Given problem: Wherever a line holds the word "FFFFFF", copy that line out.

Data entries:

+ + + +

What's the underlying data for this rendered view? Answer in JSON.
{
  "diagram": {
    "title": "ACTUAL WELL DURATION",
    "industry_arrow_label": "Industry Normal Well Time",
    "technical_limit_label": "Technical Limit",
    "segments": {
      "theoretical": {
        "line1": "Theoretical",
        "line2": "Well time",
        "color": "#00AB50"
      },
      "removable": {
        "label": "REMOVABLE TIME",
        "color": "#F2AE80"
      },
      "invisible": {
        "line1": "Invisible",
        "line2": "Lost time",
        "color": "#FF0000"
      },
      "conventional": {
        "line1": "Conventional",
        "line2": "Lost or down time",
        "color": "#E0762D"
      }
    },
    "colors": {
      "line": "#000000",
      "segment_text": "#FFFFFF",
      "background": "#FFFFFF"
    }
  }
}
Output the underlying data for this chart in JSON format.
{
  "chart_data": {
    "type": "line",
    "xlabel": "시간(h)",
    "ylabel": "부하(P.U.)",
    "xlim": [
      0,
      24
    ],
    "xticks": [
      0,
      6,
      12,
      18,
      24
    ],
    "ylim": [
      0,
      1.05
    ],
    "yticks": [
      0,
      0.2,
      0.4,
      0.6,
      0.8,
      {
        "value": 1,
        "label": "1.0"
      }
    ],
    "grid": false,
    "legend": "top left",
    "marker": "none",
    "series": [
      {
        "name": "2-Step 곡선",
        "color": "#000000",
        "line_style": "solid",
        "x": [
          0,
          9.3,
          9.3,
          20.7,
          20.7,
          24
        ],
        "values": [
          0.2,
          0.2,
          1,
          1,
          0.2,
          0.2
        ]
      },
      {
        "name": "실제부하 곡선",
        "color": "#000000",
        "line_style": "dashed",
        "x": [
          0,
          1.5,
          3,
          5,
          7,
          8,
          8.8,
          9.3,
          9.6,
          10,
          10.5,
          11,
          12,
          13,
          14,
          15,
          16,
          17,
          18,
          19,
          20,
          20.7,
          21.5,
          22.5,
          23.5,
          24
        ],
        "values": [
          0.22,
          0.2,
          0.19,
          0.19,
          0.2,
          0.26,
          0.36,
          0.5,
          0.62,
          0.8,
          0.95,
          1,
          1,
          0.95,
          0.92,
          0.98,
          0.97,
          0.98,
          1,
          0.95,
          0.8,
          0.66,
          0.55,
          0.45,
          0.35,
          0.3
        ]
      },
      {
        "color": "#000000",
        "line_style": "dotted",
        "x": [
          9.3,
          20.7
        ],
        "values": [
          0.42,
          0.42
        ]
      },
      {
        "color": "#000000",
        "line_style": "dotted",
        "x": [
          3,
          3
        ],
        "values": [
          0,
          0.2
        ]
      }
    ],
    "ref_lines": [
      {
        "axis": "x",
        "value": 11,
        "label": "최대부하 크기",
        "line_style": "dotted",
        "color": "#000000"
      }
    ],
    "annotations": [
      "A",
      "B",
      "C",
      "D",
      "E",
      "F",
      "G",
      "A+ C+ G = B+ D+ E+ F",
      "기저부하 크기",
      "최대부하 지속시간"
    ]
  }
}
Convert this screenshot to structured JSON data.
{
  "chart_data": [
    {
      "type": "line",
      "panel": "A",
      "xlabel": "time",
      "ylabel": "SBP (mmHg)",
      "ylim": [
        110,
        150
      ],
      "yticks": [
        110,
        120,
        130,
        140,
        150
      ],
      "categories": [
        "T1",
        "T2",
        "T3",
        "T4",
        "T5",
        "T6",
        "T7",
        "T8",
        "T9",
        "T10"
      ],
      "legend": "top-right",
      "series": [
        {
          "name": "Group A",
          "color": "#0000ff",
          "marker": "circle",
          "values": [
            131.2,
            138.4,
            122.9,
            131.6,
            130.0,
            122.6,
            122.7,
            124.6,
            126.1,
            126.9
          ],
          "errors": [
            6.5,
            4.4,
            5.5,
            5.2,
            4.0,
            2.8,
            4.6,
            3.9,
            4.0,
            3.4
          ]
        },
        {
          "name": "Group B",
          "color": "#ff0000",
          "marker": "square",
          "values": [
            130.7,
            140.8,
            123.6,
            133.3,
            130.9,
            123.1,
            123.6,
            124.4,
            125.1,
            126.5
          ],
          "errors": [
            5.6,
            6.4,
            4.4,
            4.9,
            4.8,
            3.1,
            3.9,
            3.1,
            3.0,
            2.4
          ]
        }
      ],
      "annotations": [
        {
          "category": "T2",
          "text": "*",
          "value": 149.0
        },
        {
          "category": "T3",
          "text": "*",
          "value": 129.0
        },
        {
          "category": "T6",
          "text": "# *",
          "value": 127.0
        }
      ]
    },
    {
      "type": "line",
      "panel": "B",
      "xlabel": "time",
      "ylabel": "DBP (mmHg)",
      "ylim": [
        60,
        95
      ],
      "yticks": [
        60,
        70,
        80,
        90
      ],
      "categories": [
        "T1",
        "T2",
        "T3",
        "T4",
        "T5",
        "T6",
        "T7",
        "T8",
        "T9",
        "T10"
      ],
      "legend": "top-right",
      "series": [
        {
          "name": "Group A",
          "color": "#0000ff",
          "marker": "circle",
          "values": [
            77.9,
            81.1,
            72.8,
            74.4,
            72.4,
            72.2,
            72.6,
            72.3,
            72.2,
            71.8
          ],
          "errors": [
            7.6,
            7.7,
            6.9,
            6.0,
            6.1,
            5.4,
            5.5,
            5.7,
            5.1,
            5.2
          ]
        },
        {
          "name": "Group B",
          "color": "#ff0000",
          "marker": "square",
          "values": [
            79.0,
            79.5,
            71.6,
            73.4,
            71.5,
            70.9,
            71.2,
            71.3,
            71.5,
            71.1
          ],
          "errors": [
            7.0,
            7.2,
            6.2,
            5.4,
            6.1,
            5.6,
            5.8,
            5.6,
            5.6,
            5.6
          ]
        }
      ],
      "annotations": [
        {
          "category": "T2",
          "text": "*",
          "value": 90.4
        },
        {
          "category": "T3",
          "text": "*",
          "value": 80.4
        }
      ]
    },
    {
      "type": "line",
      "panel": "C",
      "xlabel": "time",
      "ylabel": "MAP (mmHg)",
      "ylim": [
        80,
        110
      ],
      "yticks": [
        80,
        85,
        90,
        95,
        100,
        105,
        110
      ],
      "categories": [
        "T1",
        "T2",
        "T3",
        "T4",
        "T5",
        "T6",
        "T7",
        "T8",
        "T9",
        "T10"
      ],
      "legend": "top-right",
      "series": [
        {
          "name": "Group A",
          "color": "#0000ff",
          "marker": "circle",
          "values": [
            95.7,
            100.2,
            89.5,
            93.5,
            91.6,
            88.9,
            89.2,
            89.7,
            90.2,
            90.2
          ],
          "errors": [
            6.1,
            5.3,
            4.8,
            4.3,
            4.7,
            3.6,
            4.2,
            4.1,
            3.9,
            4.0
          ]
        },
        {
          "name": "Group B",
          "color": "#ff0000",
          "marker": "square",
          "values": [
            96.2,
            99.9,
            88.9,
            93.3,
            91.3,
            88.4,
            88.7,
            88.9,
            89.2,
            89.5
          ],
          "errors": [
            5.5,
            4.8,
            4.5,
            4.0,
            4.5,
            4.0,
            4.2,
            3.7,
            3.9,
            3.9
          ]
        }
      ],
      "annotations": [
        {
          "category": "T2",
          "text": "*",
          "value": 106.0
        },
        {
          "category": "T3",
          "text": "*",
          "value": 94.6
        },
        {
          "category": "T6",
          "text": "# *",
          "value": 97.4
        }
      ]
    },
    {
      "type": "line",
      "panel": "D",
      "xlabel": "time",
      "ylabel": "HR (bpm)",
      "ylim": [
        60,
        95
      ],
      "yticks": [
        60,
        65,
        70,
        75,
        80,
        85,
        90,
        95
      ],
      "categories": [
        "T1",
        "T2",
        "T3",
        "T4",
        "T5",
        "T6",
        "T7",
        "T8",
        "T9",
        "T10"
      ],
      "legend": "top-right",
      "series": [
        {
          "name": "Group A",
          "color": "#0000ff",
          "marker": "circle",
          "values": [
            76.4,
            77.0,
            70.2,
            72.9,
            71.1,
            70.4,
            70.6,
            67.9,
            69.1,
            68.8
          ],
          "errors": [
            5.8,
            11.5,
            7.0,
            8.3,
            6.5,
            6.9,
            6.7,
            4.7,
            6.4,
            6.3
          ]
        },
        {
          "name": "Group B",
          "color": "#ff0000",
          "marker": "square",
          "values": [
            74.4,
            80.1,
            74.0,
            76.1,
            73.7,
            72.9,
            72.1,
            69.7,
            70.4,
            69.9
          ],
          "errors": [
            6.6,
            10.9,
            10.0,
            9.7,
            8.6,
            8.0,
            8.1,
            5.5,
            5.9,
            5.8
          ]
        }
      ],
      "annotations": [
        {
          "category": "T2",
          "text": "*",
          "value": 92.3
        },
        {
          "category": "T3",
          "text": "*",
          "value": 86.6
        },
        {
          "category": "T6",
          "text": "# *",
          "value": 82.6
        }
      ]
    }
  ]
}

+ + + +

Written answer:
      "segment_text": "#FFFFFF",
      "background": "#FFFFFF"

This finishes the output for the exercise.